REQUIREMENTS
Print all of the data exactly as written.
━━━━━ DATASET ROWS ━━━━━
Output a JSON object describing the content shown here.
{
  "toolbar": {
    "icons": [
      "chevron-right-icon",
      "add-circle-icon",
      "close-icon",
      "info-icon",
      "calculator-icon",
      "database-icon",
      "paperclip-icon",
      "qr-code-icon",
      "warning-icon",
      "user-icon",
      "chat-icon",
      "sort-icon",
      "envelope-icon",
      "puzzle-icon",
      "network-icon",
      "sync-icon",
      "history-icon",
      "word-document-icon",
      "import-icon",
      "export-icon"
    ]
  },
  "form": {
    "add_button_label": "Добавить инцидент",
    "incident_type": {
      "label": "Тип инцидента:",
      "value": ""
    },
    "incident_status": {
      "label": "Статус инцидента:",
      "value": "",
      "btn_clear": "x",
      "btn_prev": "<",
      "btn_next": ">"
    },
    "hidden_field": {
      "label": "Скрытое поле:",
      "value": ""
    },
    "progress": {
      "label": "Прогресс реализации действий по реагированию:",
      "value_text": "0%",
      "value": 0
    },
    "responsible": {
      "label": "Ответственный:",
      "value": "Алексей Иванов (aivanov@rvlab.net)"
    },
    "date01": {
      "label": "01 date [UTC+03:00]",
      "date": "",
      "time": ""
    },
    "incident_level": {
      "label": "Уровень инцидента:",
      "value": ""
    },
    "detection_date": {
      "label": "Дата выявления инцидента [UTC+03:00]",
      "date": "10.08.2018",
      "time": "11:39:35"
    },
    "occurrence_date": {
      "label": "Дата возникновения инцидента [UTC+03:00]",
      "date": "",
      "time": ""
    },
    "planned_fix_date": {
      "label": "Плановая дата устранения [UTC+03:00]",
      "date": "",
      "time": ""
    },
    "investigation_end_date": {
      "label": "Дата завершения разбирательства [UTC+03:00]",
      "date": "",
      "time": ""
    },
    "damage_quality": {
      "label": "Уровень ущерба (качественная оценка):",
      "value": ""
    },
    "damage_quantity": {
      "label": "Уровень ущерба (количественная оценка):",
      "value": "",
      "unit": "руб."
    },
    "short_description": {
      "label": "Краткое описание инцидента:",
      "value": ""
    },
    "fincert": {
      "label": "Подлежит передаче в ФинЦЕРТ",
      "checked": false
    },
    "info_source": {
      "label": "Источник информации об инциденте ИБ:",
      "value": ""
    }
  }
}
━━━━━
TASK RESULT
Output a JSON object describing the content shown here.
{
  "toolbar": {
    "icons": [
      "chevron-right-icon",
      "add-circle-icon",
      "close-icon",
      "info-icon",
      "calculator-icon",
      "database-icon",
      "paperclip-icon",
      "qr-code-icon",
      "warning-icon",
      "user-icon",
      "chat-icon",
      "sort-icon",
      "envelope-icon",
      "puzzle-icon",
      "network-icon",
      "sync-icon",
      "history-icon",
      "word-document-icon",
      "import-icon",
      "export-icon"
    ]
  },
  "form": {
    "add_button_label": "Добавить инцидент",
    "incident_type": {
      "label": "Тип инцидента:",
      "value": ""
    },
    "incident_status": {
      "label": "Статус инцидента:",
      "value": "",
      "btn_clear": "x",
      "btn_prev": "<",
      "btn_next": ">"
    },
    "hidden_field": {
      "label": "Скрытое поле:",
      "value": ""
    },
    "progress": {
      "label": "Прогресс реализации действий по реагированию:",
      "value_text": "0%",
      "value": 0
    },
    "responsible": {
      "label": "Ответственный:",
      "value": "Алексей Иванов (aivanov@rvlab.net)"
    },
    "date01": {
      "label": "01 date [UTC+03:00]",
      "date": "",
      "time": ""
    },
    "incident_level": {
      "label": "Уровень инцидента:",
      "value": ""
    },
    "detection_date": {
      "label": "Дата выявления инцидента [UTC+03:00]",
      "date": "10.08.2018",
      "time": "11:39:35"
    },
    "occurrence_date": {
      "label": "Дата возникновения инцидента [UTC+03:00]",
      "date": "",
      "time": ""
    },
    "planned_fix_date": {
      "label": "Плановая дата устранения [UTC+03:00]",
      "date": "",
      "time": ""
    },
    "investigation_end_date": {
      "label": "Дата завершения разбирательства [UTC+03:00]",
      "date": "",
      "time": ""
    },
    "damage_quality": {
      "label": "Уровень ущерба (качественная оценка):",
      "value": ""
    },
    "damage_quantity": {
      "label": "Уровень ущерба (количественная оценка):",
      "value": "",
      "unit": "руб."
    },
    "short_description": {
      "label": "Краткое описание инцидента:",
      "value": ""
    },
    "fincert": {
      "label": "Подлежит передаче в ФинЦЕРТ",
      "checked": false
    },
    "info_source": {
      "label": "Источник информации об инциденте ИБ:",
      "value": ""
    }
  }
}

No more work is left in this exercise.